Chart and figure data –
* Start *
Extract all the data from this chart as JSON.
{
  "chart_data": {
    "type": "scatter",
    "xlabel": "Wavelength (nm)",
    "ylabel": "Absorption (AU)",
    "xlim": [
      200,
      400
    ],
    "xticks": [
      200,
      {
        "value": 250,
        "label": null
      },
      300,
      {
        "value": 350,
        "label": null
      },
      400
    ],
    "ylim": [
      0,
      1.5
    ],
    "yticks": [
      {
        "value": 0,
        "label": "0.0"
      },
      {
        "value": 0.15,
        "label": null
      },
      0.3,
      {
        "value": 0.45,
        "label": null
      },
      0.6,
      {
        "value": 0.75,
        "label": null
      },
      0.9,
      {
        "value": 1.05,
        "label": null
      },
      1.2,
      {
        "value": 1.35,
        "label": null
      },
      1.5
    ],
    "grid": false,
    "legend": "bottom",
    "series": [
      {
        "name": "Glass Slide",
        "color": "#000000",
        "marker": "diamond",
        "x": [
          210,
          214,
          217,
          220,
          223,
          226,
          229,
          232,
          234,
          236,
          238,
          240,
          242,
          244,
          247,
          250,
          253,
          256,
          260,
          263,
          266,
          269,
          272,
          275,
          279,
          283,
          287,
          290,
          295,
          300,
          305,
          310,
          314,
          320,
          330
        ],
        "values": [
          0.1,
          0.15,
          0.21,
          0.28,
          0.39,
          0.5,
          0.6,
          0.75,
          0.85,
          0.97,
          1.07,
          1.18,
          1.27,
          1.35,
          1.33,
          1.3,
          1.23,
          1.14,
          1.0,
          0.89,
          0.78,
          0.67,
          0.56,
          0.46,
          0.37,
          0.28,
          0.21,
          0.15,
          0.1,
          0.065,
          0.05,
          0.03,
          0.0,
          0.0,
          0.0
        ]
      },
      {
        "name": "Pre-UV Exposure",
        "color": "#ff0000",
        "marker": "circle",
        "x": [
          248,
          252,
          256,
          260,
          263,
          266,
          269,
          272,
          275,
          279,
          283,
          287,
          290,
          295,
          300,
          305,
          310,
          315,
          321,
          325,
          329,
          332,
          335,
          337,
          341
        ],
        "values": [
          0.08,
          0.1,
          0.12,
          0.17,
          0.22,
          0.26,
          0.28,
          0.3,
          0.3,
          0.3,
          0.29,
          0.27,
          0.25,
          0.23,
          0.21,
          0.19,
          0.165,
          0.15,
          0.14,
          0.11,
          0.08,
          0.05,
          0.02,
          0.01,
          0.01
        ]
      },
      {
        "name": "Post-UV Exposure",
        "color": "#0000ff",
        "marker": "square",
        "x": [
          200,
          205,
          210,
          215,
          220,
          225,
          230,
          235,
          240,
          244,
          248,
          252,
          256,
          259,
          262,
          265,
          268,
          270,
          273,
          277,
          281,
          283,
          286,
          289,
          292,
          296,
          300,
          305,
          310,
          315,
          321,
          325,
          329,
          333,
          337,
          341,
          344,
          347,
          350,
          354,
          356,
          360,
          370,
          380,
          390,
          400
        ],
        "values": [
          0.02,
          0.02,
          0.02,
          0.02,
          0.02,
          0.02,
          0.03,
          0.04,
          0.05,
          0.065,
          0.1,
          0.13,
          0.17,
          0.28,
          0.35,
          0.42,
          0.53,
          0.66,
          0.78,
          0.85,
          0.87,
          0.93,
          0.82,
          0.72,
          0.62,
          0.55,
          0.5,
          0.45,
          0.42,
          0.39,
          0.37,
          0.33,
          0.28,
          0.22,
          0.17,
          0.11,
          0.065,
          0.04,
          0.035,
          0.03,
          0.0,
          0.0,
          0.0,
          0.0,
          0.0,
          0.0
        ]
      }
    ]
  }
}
* End *
Goal – Retype every entry above, word for word.

Final result –
Extract all the data from this chart as JSON.
{
  "chart_data": {
    "type": "scatter",
    "xlabel": "Wavelength (nm)",
    "ylabel": "Absorption (AU)",
    "xlim": [
      200,
      400
    ],
    "xticks": [
      200,
      {
        "value": 250,
        "label": null
      },
      300,
      {
        "value": 350,
        "label": null
      },
      400
    ],
    "ylim": [
      0,
      1.5
    ],
    "yticks": [
      {
        "value": 0,
        "label": "0.0"
      },
      {
        "value": 0.15,
        "label": null
      },
      0.3,
      {
        "value": 0.45,
        "label": null
      },
      0.6,
      {
        "value": 0.75,
        "label": null
      },
      0.9,
      {
        "value": 1.05,
        "label": null
      },
      1.2,
      {
        "value": 1.35,
        "label": null
      },
      1.5
    ],
    "grid": false,
    "legend": "bottom",
    "series": [
      {
        "name": "Glass Slide",
        "color": "#000000",
        "marker": "diamond",
        "x": [
          210,
          214,
          217,
          220,
          223,
          226,
          229,
          232,
          234,
          236,
          238,
          240,
          242,
          244,
          247,
          250,
          253,
          256,
          260,
          263,
          266,
          269,
          272,
          275,
          279,
          283,
          287,
          290,
          295,
          300,
          305,
          310,
          314,
          320,
          330
        ],
        "values": [
          0.1,
          0.15,
          0.21,
          0.28,
          0.39,
          0.5,
          0.6,
          0.75,
          0.85,
          0.97,
          1.07,
          1.18,
          1.27,
          1.35,
          1.33,
          1.3,
          1.23,
          1.14,
          1.0,
          0.89,
          0.78,
          0.67,
          0.56,
          0.46,
          0.37,
          0.28,
          0.21,
          0.15,
          0.1,
          0.065,
          0.05,
          0.03,
          0.0,
          0.0,
          0.0
        ]
      },
      {
        "name": "Pre-UV Exposure",
        "color": "#ff0000",
        "marker": "circle",
        "x": [
          248,
          252,
          256,
          260,
          263,
          266,
          269,
          272,
          275,
          279,
          283,
          287,
          290,
          295,
          300,
          305,
          310,
          315,
          321,
          325,
          329,
          332,
          335,
          337,
          341
        ],
        "values": [
          0.08,
          0.1,
          0.12,
          0.17,
          0.22,
          0.26,
          0.28,
          0.3,
          0.3,
          0.3,
          0.29,
          0.27,
          0.25,
          0.23,
          0.21,
          0.19,
          0.165,
          0.15,
          0.14,
          0.11,
          0.08,
          0.05,
          0.02,
          0.01,
          0.01
        ]
      },
      {
        "name": "Post-UV Exposure",
        "color": "#0000ff",
        "marker": "square",
        "x": [
          200,
          205,
          210,
          215,
          220,
          225,
          230,
          235,
          240,
          244,
          248,
          252,
          256,
          259,
          262,
          265,
          268,
          270,
          273,
          277,
          281,
          283,
          286,
          289,
          292,
          296,
          300,
          305,
          310,
          315,
          321,
          325,
          329,
          333,
          337,
          341,
          344,
          347,
          350,
          354,
          356,
          360,
          370,
          380,
          390,
          400
        ],
        "values": [
          0.02,
          0.02,
          0.02,
          0.02,
          0.02,
          0.02,
          0.03,
          0.04,
          0.05,
          0.065,
          0.1,
          0.13,
          0.17,
          0.28,
          0.35,
          0.42,
          0.53,
          0.66,
          0.78,
          0.85,
          0.87,
          0.93,
          0.82,
          0.72,
          0.62,
          0.55,
          0.5,
          0.45,
          0.42,
          0.39,
          0.37,
          0.33,
          0.28,
          0.22,
          0.17,
          0.11,
          0.065,
          0.04,
          0.035,
          0.03,
          0.0,
          0.0,
          0.0,
          0.0,
          0.0,
          0.0
        ]
      }
    ]
  }
}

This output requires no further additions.